(Data entries)
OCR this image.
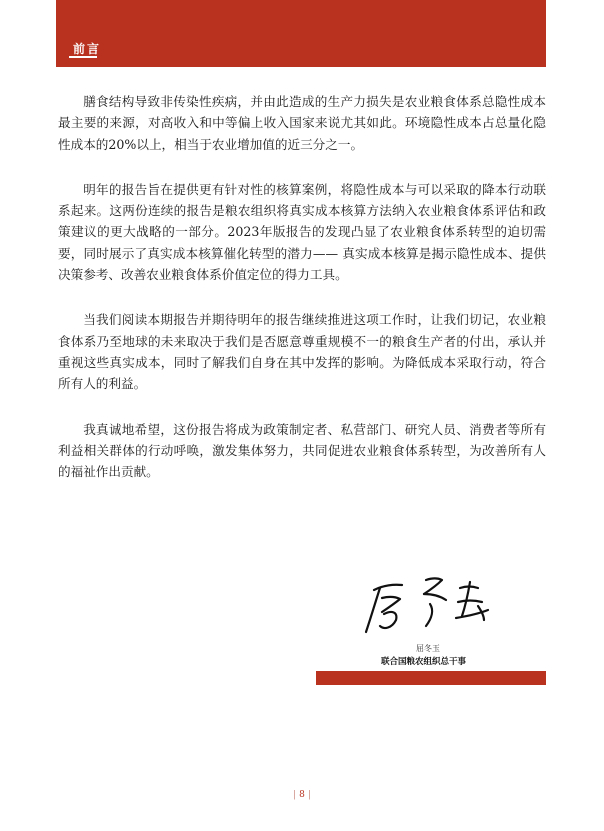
前言

膳食结构导致非传染性疾病，并由此造成的生产力损失是农业粮食体系总隐性成本最主要的来源，对高收入和中等偏上收入国家来说尤其如此。环境隐性成本占总量化隐性成本的20%以上，相当于农业增加值的近三分之一。

明年的报告旨在提供更有针对性的核算案例，将隐性成本与可以采取的降本行动联系起来。这两份连续的报告是粮农组织将真实成本核算方法纳入农业粮食体系评估和政策建议的更大战略的一部分。2023年版报告的发现凸显了农业粮食体系转型的迫切需要，同时展示了真实成本核算催化转型的潜力—— 真实成本核算是揭示隐性成本、提供决策参考、改善农业粮食体系价值定位的得力工具。

当我们阅读本期报告并期待明年的报告继续推进这项工作时，让我们切记，农业粮食体系乃至地球的未来取决于我们是否愿意尊重规模不一的粮食生产者的付出，承认并重视这些真实成本，同时了解我们自身在其中发挥的影响。为降低成本采取行动，符合所有人的利益。

我真诚地希望，这份报告将成为政策制定者、私营部门、研究人员、消费者等所有利益相关群体的行动呼唤，激发集体努力，共同促进农业粮食体系转型，为改善所有人的福祉作出贡献。

屈冬玉
联合国粮农组织总干事
| 8 |
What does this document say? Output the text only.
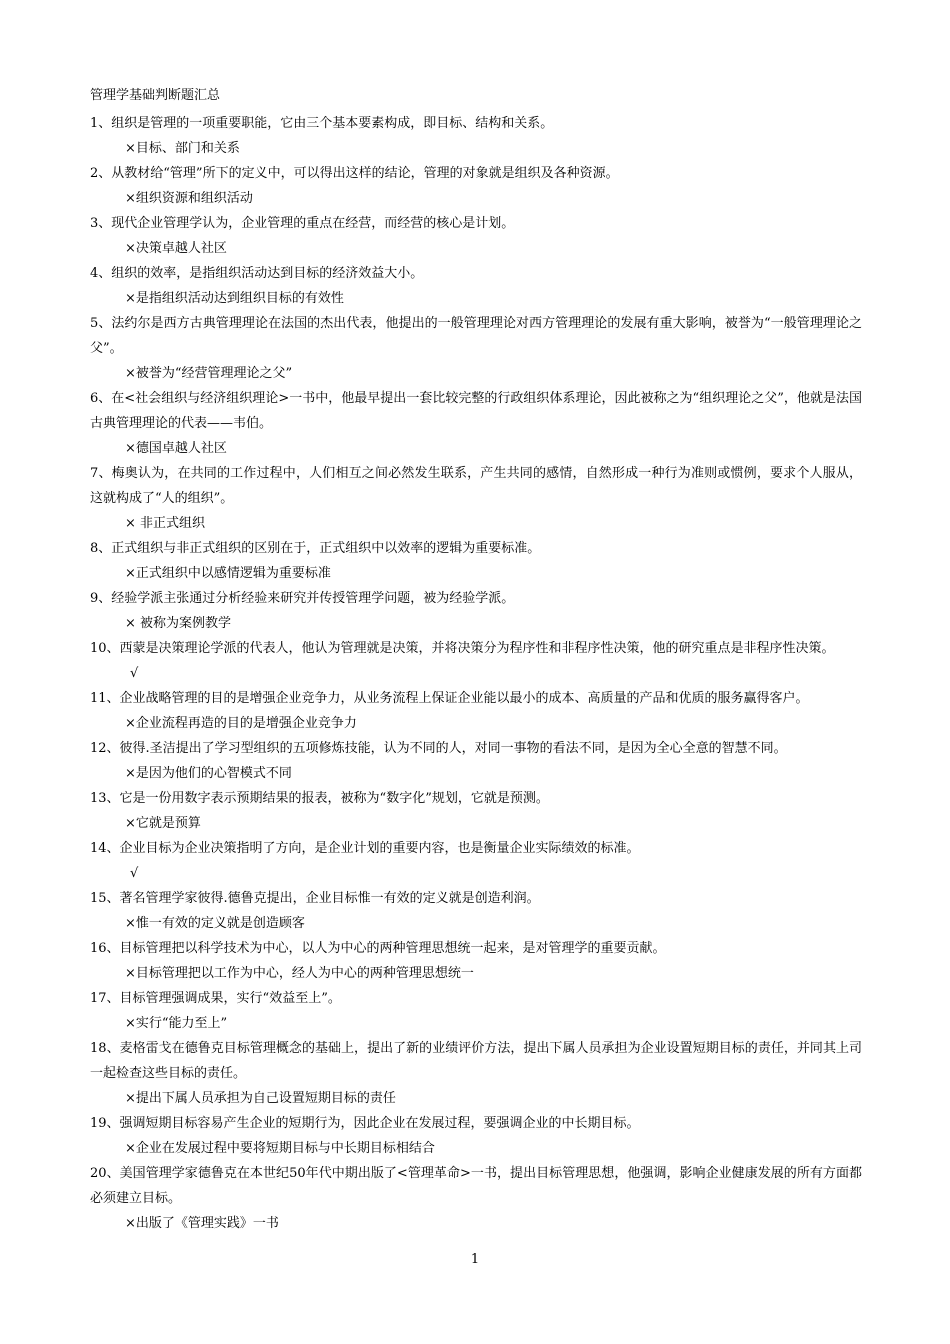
管理学基础判断题汇总
1、组织是管理的一项重要职能，它由三个基本要素构成，即目标、结构和关系。
×目标、部门和关系
2、从教材给“管理”所下的定义中，可以得出这样的结论，管理的对象就是组织及各种资源。
×组织资源和组织活动
3、现代企业管理学认为，企业管理的重点在经营，而经营的核心是计划。
×决策卓越人社区
4、组织的效率，是指组织活动达到目标的经济效益大小。
×是指组织活动达到组织目标的有效性
5、法约尔是西方古典管理理论在法国的杰出代表，他提出的一般管理理论对西方管理理论的发展有重大影响，被誉为“一般管理理论之父”。
×被誉为“经营管理理论之父”
6、在<社会组织与经济组织理论>一书中，他最早提出一套比较完整的行政组织体系理论，因此被称之为“组织理论之父”，他就是法国古典管理理论的代表——韦伯。
×德国卓越人社区
7、梅奥认为，在共同的工作过程中，人们相互之间必然发生联系，产生共同的感情，自然形成一种行为准则或惯例，要求个人服从，这就构成了“人的组织”。
× 非正式组织
8、正式组织与非正式组织的区别在于，正式组织中以效率的逻辑为重要标准。
×正式组织中以感情逻辑为重要标准
9、经验学派主张通过分析经验来研究并传授管理学问题，被为经验学派。
× 被称为案例教学
10、西蒙是决策理论学派的代表人，他认为管理就是决策，并将决策分为程序性和非程序性决策，他的研究重点是非程序性决策。
√
11、企业战略管理的目的是增强企业竞争力，从业务流程上保证企业能以最小的成本、高质量的产品和优质的服务赢得客户。
×企业流程再造的目的是增强企业竞争力
12、彼得.圣洁提出了学习型组织的五项修炼技能，认为不同的人，对同一事物的看法不同，是因为全心全意的智慧不同。
×是因为他们的心智模式不同
13、它是一份用数字表示预期结果的报表，被称为“数字化”规划，它就是预测。
×它就是预算
14、企业目标为企业决策指明了方向，是企业计划的重要内容，也是衡量企业实际绩效的标准。
√
15、著名管理学家彼得.德鲁克提出，企业目标惟一有效的定义就是创造利润。
×惟一有效的定义就是创造顾客
16、目标管理把以科学技术为中心，以人为中心的两种管理思想统一起来，是对管理学的重要贡献。
×目标管理把以工作为中心，经人为中心的两种管理思想统一
17、目标管理强调成果，实行“效益至上”。
×实行“能力至上”
18、麦格雷戈在德鲁克目标管理概念的基础上，提出了新的业绩评价方法，提出下属人员承担为企业设置短期目标的责任，并同其上司一起检查这些目标的责任。
×提出下属人员承担为自己设置短期目标的责任
19、强调短期目标容易产生企业的短期行为，因此企业在发展过程，要强调企业的中长期目标。
×企业在发展过程中要将短期目标与中长期目标相结合
20、美国管理学家德鲁克在本世纪50年代中期出版了<管理革命>一书，提出目标管理思想，他强调，影响企业健康发展的所有方面都必须建立目标。
×出版了《管理实践》一书
1
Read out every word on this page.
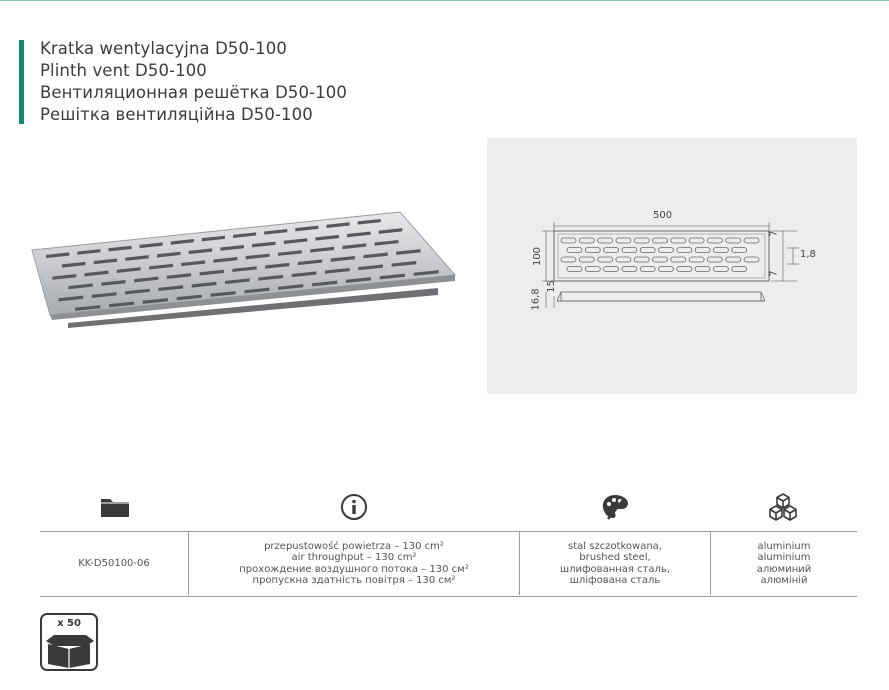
Kratka wentylacyjna D50-100
Plinth vent D50-100
Вентиляционная решётка D50-100
Решітка вентиляційна D50-100
500
100
7
1,8
7
16,8
15
KK-D50100-06
przepustowość powietrza – 130 cm²
air throughput – 130 cm²
прохождение воздушного потока – 130 см²
пропускна здатність повітря – 130 см²
stal szczotkowana,
brushed steel,
шлифованная сталь,
шліфована сталь
aluminium
aluminium
алюминий
алюміній
x 50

[Written problem] Transcribe exactly the portion of the material above that runs from the line containing "Read out every word on this page." through its last line, omitting all pictures.

[Task result]
Read out every word on this page.
Kratka wentylacyjna D50-100
Plinth vent D50-100
Вентиляционная решётка D50-100
Решітка вентиляційна D50-100
500
100
7
1,8
7
16,8
15
KK-D50100-06
przepustowość powietrza – 130 cm²
air throughput – 130 cm²
прохождение воздушного потока – 130 см²
пропускна здатність повітря – 130 см²
stal szczotkowana,
brushed steel,
шлифованная сталь,
шліфована сталь
aluminium
aluminium
алюминий
алюміній
x 50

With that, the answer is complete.